→ **Exercise description**
From the listing below, extract each line containing the string "title".

→ **Available records**
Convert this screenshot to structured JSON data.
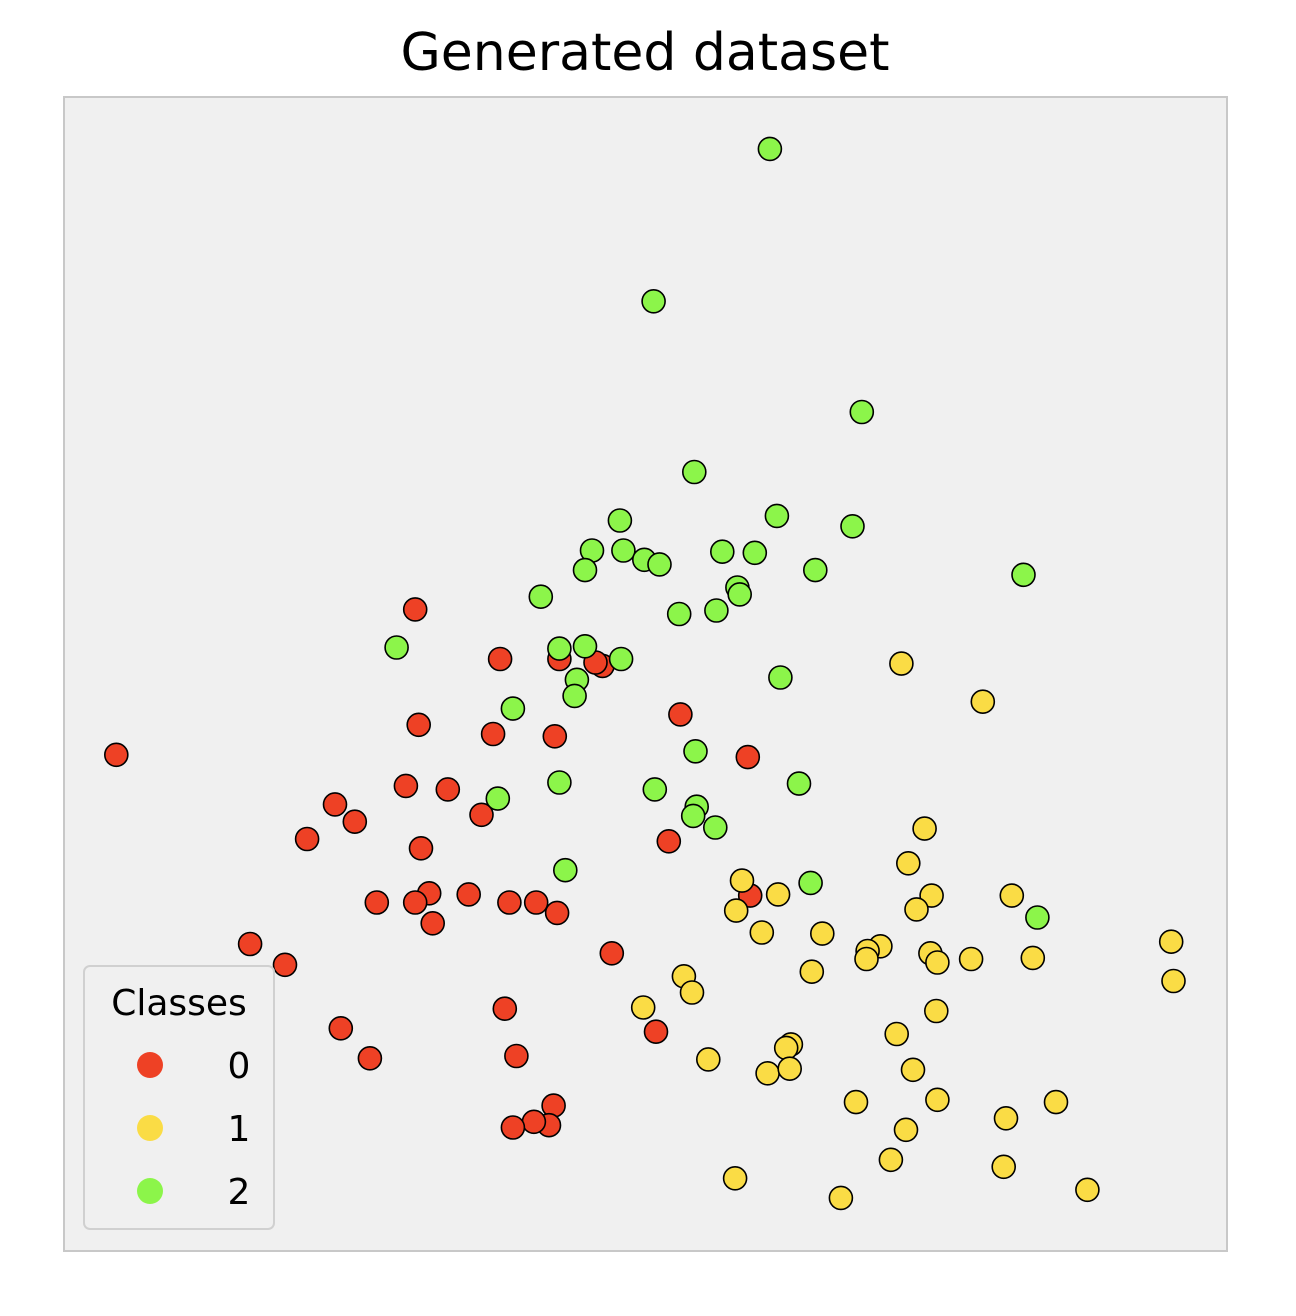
{
  "chart_data": {
    "type": "scatter",
    "title": "Generated dataset",
    "xlabel": "",
    "ylabel": "",
    "xlim": [
      0,
      100
    ],
    "ylim": [
      0,
      100
    ],
    "ticks_visible": false,
    "grid": false,
    "background_color": "#f0f0f0",
    "legend": {
      "title": "Classes",
      "placement": "lower-left",
      "entries": [
        {
          "label": "0",
          "color": "#ee4125"
        },
        {
          "label": "1",
          "color": "#fadc45"
        },
        {
          "label": "2",
          "color": "#8cf54a"
        }
      ]
    },
    "series": [
      {
        "name": "0",
        "color": "#ee4125",
        "points": [
          [
            4.5,
            43.0
          ],
          [
            30.2,
            55.6
          ],
          [
            37.5,
            51.3
          ],
          [
            42.6,
            51.3
          ],
          [
            46.3,
            50.7
          ],
          [
            30.5,
            45.6
          ],
          [
            36.9,
            44.8
          ],
          [
            42.2,
            44.6
          ],
          [
            53.0,
            46.5
          ],
          [
            58.8,
            42.8
          ],
          [
            29.4,
            40.3
          ],
          [
            23.3,
            38.7
          ],
          [
            25.0,
            37.2
          ],
          [
            33.0,
            40.0
          ],
          [
            35.9,
            37.8
          ],
          [
            52.0,
            35.5
          ],
          [
            20.9,
            35.7
          ],
          [
            30.7,
            34.9
          ],
          [
            31.4,
            31.0
          ],
          [
            26.9,
            30.2
          ],
          [
            30.2,
            30.2
          ],
          [
            34.8,
            30.9
          ],
          [
            38.3,
            30.2
          ],
          [
            40.6,
            30.2
          ],
          [
            42.4,
            29.3
          ],
          [
            31.7,
            28.4
          ],
          [
            16.0,
            26.6
          ],
          [
            19.0,
            24.8
          ],
          [
            47.1,
            25.8
          ],
          [
            37.9,
            21.0
          ],
          [
            23.8,
            19.3
          ],
          [
            59.0,
            30.8
          ],
          [
            50.9,
            19.0
          ],
          [
            26.3,
            16.7
          ],
          [
            38.9,
            16.9
          ],
          [
            42.1,
            12.6
          ],
          [
            41.7,
            10.9
          ],
          [
            40.4,
            11.2
          ],
          [
            38.6,
            10.7
          ],
          [
            45.7,
            51.0
          ]
        ]
      },
      {
        "name": "1",
        "color": "#fadc45",
        "points": [
          [
            72.0,
            50.9
          ],
          [
            79.0,
            47.6
          ],
          [
            58.3,
            32.1
          ],
          [
            61.4,
            30.9
          ],
          [
            74.0,
            36.6
          ],
          [
            72.6,
            33.6
          ],
          [
            74.6,
            30.8
          ],
          [
            60.0,
            27.6
          ],
          [
            65.2,
            27.5
          ],
          [
            70.2,
            26.4
          ],
          [
            74.5,
            25.8
          ],
          [
            69.1,
            26.0
          ],
          [
            64.3,
            24.2
          ],
          [
            49.8,
            21.1
          ],
          [
            53.3,
            23.8
          ],
          [
            54.0,
            22.4
          ],
          [
            75.1,
            25.0
          ],
          [
            78.0,
            25.3
          ],
          [
            83.3,
            25.4
          ],
          [
            95.2,
            26.8
          ],
          [
            95.4,
            23.4
          ],
          [
            71.6,
            18.8
          ],
          [
            75.0,
            20.8
          ],
          [
            73.0,
            15.7
          ],
          [
            62.5,
            17.9
          ],
          [
            62.1,
            17.6
          ],
          [
            55.4,
            16.6
          ],
          [
            60.5,
            15.4
          ],
          [
            62.4,
            15.8
          ],
          [
            68.1,
            12.9
          ],
          [
            72.4,
            10.5
          ],
          [
            85.3,
            12.9
          ],
          [
            75.1,
            13.1
          ],
          [
            71.1,
            7.9
          ],
          [
            66.8,
            4.6
          ],
          [
            81.0,
            11.5
          ],
          [
            80.8,
            7.3
          ],
          [
            88.0,
            5.3
          ],
          [
            57.7,
            6.3
          ],
          [
            69.0,
            25.3
          ],
          [
            57.8,
            29.5
          ],
          [
            81.5,
            30.8
          ],
          [
            73.3,
            29.6
          ]
        ]
      },
      {
        "name": "2",
        "color": "#8cf54a",
        "points": [
          [
            60.7,
            95.5
          ],
          [
            50.7,
            82.3
          ],
          [
            68.6,
            72.7
          ],
          [
            54.2,
            67.5
          ],
          [
            61.3,
            63.7
          ],
          [
            67.8,
            62.8
          ],
          [
            47.8,
            63.3
          ],
          [
            45.4,
            60.7
          ],
          [
            48.1,
            60.7
          ],
          [
            49.9,
            59.9
          ],
          [
            51.2,
            59.5
          ],
          [
            56.6,
            60.6
          ],
          [
            59.4,
            60.5
          ],
          [
            44.8,
            59.0
          ],
          [
            64.6,
            59.0
          ],
          [
            82.5,
            58.6
          ],
          [
            41.0,
            56.7
          ],
          [
            57.9,
            57.5
          ],
          [
            58.1,
            56.9
          ],
          [
            52.9,
            55.2
          ],
          [
            56.1,
            55.5
          ],
          [
            44.8,
            52.4
          ],
          [
            42.6,
            52.2
          ],
          [
            28.6,
            52.3
          ],
          [
            47.9,
            51.3
          ],
          [
            44.1,
            49.5
          ],
          [
            61.6,
            49.7
          ],
          [
            43.9,
            48.1
          ],
          [
            38.6,
            47.0
          ],
          [
            54.3,
            43.3
          ],
          [
            63.2,
            40.5
          ],
          [
            42.6,
            40.6
          ],
          [
            37.3,
            39.2
          ],
          [
            50.8,
            40.0
          ],
          [
            54.4,
            38.5
          ],
          [
            54.1,
            37.7
          ],
          [
            56.0,
            36.7
          ],
          [
            43.1,
            33.0
          ],
          [
            64.2,
            31.9
          ],
          [
            83.7,
            28.9
          ]
        ]
      }
    ]
  }
}
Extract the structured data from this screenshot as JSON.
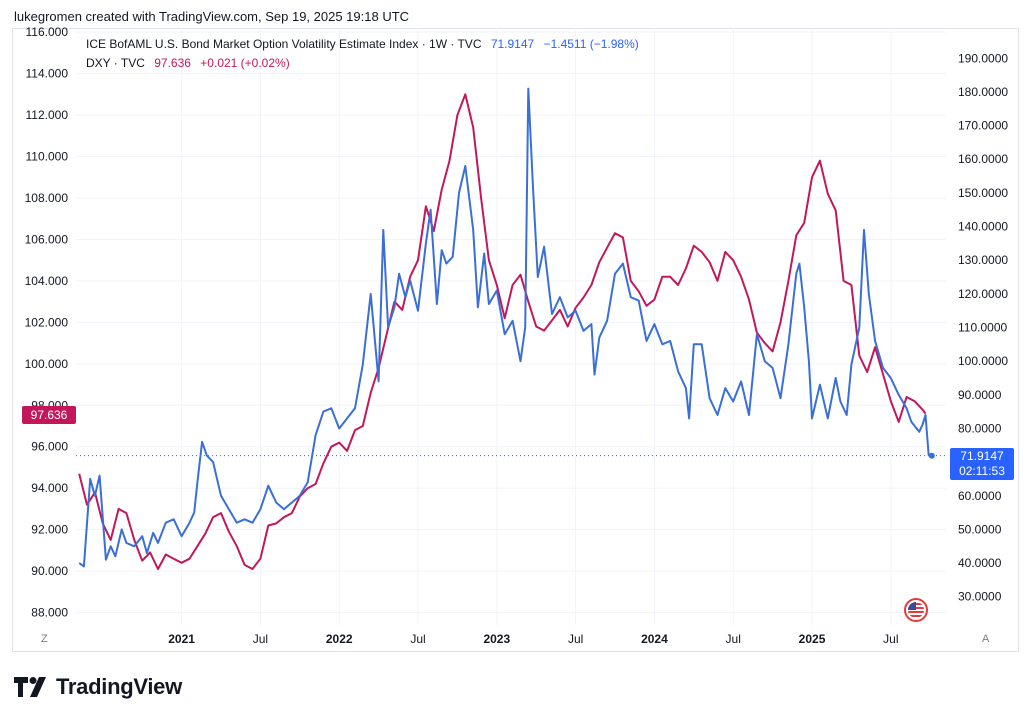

→ **Task answer**
    "title": "Generated dataset",
      "title": "Classes",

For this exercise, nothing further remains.